— START OF MATERIALS PROVIDED —
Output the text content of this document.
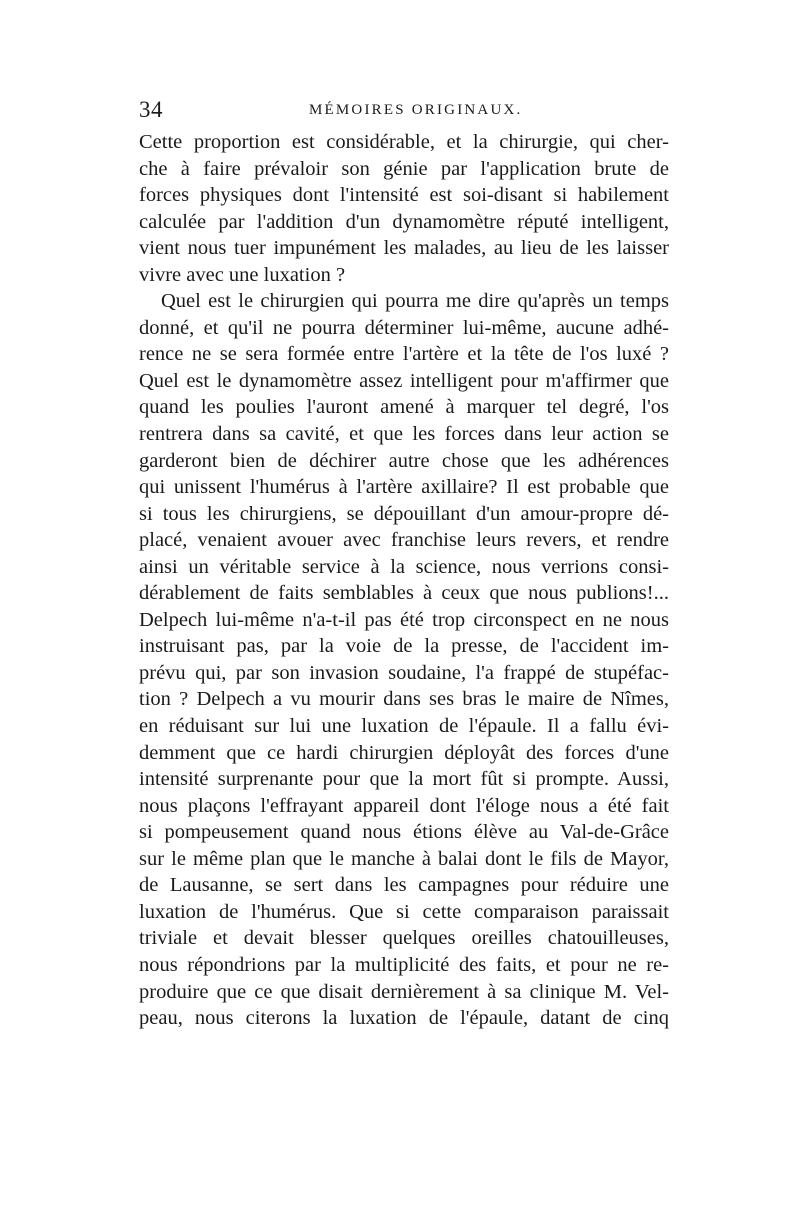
34	MÉMOIRES ORIGINAUX.
Cette proportion est considérable, et la chirurgie, qui cher-
che à faire prévaloir son génie par l'application brute de
forces physiques dont l'intensité est soi-disant si habilement
calculée par l'addition d'un dynamomètre réputé intelligent,
vient nous tuer impunément les malades, au lieu de les laisser
vivre avec une luxation ?
Quel est le chirurgien qui pourra me dire qu'après un temps
donné, et qu'il ne pourra déterminer lui-même, aucune adhé-
rence ne se sera formée entre l'artère et la tête de l'os luxé ?
Quel est le dynamomètre assez intelligent pour m'affirmer que
quand les poulies l'auront amené à marquer tel degré, l'os
rentrera dans sa cavité, et que les forces dans leur action se
garderont bien de déchirer autre chose que les adhérences
qui unissent l'humérus à l'artère axillaire? Il est probable que
si tous les chirurgiens, se dépouillant d'un amour-propre dé-
placé, venaient avouer avec franchise leurs revers, et rendre
ainsi un véritable service à la science, nous verrions consi-
dérablement de faits semblables à ceux que nous publions!...
Delpech lui-même n'a-t-il pas été trop circonspect en ne nous
instruisant pas, par la voie de la presse, de l'accident im-
prévu qui, par son invasion soudaine, l'a frappé de stupéfac-
tion ? Delpech a vu mourir dans ses bras le maire de Nîmes,
en réduisant sur lui une luxation de l'épaule. Il a fallu évi-
demment que ce hardi chirurgien déployât des forces d'une
intensité surprenante pour que la mort fût si prompte. Aussi,
nous plaçons l'effrayant appareil dont l'éloge nous a été fait
si pompeusement quand nous étions élève au Val-de-Grâce
sur le même plan que le manche à balai dont le fils de Mayor,
de Lausanne, se sert dans les campagnes pour réduire une
luxation de l'humérus. Que si cette comparaison paraissait
triviale et devait blesser quelques oreilles chatouilleuses,
nous répondrions par la multiplicité des faits, et pour ne re-
produire que ce que disait dernièrement à sa clinique M. Vel-
peau, nous citerons la luxation de l'épaule, datant de cinq
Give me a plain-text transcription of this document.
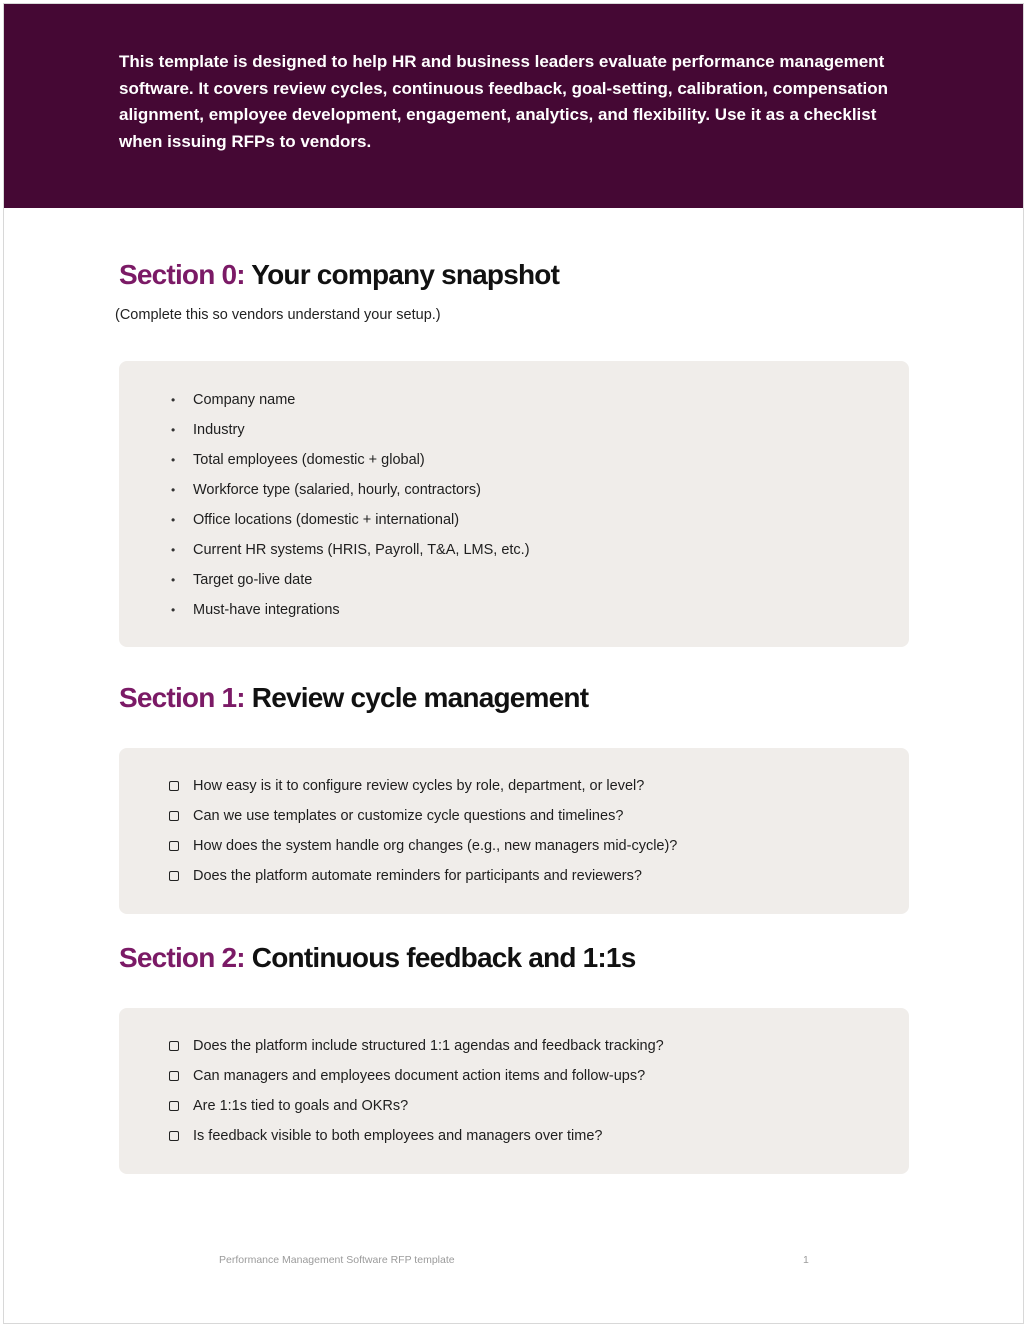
This template is designed to help HR and business leaders evaluate performance management software. It covers review cycles, continuous feedback, goal-setting, calibration, compensation alignment, employee development, engagement, analytics, and flexibility. Use it as a checklist when issuing RFPs to vendors.

Section 0: Your company snapshot

(Complete this so vendors understand your setup.)

• Company name
• Industry
• Total employees (domestic + global)
• Workforce type (salaried, hourly, contractors)
• Office locations (domestic + international)
• Current HR systems (HRIS, Payroll, T&A, LMS, etc.)
• Target go-live date
• Must-have integrations
Section 1: Review cycle management
How easy is it to configure review cycles by role, department, or level?
Can we use templates or customize cycle questions and timelines?
How does the system handle org changes (e.g., new managers mid-cycle)?
Does the platform automate reminders for participants and reviewers?
Section 2: Continuous feedback and 1:1s
Does the platform include structured 1:1 agendas and feedback tracking?
Can managers and employees document action items and follow-ups?
Are 1:1s tied to goals and OKRs?
Is feedback visible to both employees and managers over time?

Performance Management Software RFP template	1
— END OF MATERIALS PROVIDED —
## EXERCISE GOAL
Print the full listing exactly, dropping the pictures.

## ANSWER IN FULL
Output the text content of this document.
34	MÉMOIRES ORIGINAUX.
Cette proportion est considérable, et la chirurgie, qui cher-
che à faire prévaloir son génie par l'application brute de
forces physiques dont l'intensité est soi-disant si habilement
calculée par l'addition d'un dynamomètre réputé intelligent,
vient nous tuer impunément les malades, au lieu de les laisser
vivre avec une luxation ?
Quel est le chirurgien qui pourra me dire qu'après un temps
donné, et qu'il ne pourra déterminer lui-même, aucune adhé-
rence ne se sera formée entre l'artère et la tête de l'os luxé ?
Quel est le dynamomètre assez intelligent pour m'affirmer que
quand les poulies l'auront amené à marquer tel degré, l'os
rentrera dans sa cavité, et que les forces dans leur action se
garderont bien de déchirer autre chose que les adhérences
qui unissent l'humérus à l'artère axillaire? Il est probable que
si tous les chirurgiens, se dépouillant d'un amour-propre dé-
placé, venaient avouer avec franchise leurs revers, et rendre
ainsi un véritable service à la science, nous verrions consi-
dérablement de faits semblables à ceux que nous publions!...
Delpech lui-même n'a-t-il pas été trop circonspect en ne nous
instruisant pas, par la voie de la presse, de l'accident im-
prévu qui, par son invasion soudaine, l'a frappé de stupéfac-
tion ? Delpech a vu mourir dans ses bras le maire de Nîmes,
en réduisant sur lui une luxation de l'épaule. Il a fallu évi-
demment que ce hardi chirurgien déployât des forces d'une
intensité surprenante pour que la mort fût si prompte. Aussi,
nous plaçons l'effrayant appareil dont l'éloge nous a été fait
si pompeusement quand nous étions élève au Val-de-Grâce
sur le même plan que le manche à balai dont le fils de Mayor,
de Lausanne, se sert dans les campagnes pour réduire une
luxation de l'humérus. Que si cette comparaison paraissait
triviale et devait blesser quelques oreilles chatouilleuses,
nous répondrions par la multiplicité des faits, et pour ne re-
produire que ce que disait dernièrement à sa clinique M. Vel-
peau, nous citerons la luxation de l'épaule, datant de cinq
Give me a plain-text transcription of this document.
This template is designed to help HR and business leaders evaluate performance management software. It covers review cycles, continuous feedback, goal-setting, calibration, compensation alignment, employee development, engagement, analytics, and flexibility. Use it as a checklist when issuing RFPs to vendors.

Section 0: Your company snapshot

(Complete this so vendors understand your setup.)

• Company name
• Industry
• Total employees (domestic + global)
• Workforce type (salaried, hourly, contractors)
• Office locations (domestic + international)
• Current HR systems (HRIS, Payroll, T&A, LMS, etc.)
• Target go-live date
• Must-have integrations
Section 1: Review cycle management
How easy is it to configure review cycles by role, department, or level?
Can we use templates or customize cycle questions and timelines?
How does the system handle org changes (e.g., new managers mid-cycle)?
Does the platform automate reminders for participants and reviewers?
Section 2: Continuous feedback and 1:1s
Does the platform include structured 1:1 agendas and feedback tracking?
Can managers and employees document action items and follow-ups?
Are 1:1s tied to goals and OKRs?
Is feedback visible to both employees and managers over time?

Performance Management Software RFP template	1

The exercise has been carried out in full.